* BEGIN STORED RECORDS *

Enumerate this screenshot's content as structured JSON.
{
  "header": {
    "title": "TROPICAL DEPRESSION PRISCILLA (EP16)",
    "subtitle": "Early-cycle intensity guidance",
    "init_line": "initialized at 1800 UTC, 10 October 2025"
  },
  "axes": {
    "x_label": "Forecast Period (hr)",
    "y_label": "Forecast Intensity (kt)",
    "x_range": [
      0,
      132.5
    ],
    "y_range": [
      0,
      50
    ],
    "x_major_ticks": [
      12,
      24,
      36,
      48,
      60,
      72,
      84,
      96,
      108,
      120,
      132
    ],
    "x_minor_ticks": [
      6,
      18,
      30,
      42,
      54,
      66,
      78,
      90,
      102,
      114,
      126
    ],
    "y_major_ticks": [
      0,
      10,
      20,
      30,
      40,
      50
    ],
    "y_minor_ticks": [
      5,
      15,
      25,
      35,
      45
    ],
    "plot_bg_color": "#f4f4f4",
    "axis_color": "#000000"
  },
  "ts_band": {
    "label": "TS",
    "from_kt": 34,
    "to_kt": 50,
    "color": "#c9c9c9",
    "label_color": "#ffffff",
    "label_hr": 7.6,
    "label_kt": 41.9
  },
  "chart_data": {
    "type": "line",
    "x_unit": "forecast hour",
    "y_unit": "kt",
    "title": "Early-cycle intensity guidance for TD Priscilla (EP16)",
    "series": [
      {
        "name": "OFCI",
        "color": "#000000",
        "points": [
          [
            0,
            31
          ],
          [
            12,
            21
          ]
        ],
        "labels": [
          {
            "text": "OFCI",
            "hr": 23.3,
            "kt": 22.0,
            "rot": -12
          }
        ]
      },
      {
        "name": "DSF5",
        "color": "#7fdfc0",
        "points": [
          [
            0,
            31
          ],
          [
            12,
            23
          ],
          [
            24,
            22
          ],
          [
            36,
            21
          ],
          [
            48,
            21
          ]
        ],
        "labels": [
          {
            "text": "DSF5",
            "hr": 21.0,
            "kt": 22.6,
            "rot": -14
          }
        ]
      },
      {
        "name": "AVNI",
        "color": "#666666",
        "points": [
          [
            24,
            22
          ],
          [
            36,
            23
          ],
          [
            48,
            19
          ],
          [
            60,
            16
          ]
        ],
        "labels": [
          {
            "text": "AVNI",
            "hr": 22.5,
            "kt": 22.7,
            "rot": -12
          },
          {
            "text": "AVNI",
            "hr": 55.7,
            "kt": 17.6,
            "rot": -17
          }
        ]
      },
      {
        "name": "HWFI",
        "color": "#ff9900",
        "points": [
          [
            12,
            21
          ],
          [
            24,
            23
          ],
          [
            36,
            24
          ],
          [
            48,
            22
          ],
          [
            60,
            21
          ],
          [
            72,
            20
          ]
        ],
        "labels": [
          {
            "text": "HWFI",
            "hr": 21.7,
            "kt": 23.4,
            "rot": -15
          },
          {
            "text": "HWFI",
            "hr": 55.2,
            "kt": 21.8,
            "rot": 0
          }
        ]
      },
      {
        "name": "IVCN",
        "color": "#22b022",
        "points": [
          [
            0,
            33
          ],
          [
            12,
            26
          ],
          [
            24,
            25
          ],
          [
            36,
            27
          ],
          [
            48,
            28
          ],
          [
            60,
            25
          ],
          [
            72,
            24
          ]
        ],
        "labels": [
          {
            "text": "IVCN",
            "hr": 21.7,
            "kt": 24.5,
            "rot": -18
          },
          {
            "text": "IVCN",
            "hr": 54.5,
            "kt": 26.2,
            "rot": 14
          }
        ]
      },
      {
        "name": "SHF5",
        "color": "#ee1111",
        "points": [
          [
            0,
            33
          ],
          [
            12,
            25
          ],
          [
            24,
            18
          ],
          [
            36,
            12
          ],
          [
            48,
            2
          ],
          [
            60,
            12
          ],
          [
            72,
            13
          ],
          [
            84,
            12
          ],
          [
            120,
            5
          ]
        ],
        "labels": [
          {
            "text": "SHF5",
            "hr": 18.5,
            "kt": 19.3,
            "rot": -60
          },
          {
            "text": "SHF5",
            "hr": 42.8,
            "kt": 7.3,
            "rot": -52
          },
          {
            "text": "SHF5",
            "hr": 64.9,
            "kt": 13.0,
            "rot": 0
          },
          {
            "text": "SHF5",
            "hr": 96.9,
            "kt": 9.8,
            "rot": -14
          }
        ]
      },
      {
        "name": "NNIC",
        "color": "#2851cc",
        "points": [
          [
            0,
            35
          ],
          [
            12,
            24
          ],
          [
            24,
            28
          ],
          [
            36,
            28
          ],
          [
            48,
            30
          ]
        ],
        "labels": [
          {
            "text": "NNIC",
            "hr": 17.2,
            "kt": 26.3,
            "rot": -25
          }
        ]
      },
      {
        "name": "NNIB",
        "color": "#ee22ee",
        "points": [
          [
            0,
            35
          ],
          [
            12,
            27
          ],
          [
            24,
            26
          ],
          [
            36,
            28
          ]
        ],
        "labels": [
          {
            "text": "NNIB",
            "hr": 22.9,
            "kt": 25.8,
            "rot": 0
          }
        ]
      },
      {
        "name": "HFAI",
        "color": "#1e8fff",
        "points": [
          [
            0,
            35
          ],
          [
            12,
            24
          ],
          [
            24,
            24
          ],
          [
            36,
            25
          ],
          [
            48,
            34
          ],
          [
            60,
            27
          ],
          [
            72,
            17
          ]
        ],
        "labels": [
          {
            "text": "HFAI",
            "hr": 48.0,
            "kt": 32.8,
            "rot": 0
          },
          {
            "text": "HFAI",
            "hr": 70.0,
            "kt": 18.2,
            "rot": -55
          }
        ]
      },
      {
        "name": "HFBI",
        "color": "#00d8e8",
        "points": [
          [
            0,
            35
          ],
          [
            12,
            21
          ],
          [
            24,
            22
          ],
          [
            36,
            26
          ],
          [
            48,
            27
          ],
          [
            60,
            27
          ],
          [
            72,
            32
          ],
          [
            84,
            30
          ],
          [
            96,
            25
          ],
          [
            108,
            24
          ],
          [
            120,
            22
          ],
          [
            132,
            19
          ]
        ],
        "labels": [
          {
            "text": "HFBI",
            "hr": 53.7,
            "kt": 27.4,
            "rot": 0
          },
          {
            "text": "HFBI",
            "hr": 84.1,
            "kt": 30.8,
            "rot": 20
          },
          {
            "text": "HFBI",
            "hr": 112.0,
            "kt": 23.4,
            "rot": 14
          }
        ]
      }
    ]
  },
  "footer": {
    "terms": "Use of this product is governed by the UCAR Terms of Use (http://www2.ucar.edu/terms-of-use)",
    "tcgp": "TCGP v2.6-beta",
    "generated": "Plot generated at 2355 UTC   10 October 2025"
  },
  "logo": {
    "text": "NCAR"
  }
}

* END STORED RECORDS *

» INSTRUCTIONS TO FOLLOW: Identify and copy all lines with the word "October".

» FINISHED EXERCISE:
    "init_line": "initialized at 1800 UTC, 10 October 2025"
    "generated": "Plot generated at 2355 UTC   10 October 2025"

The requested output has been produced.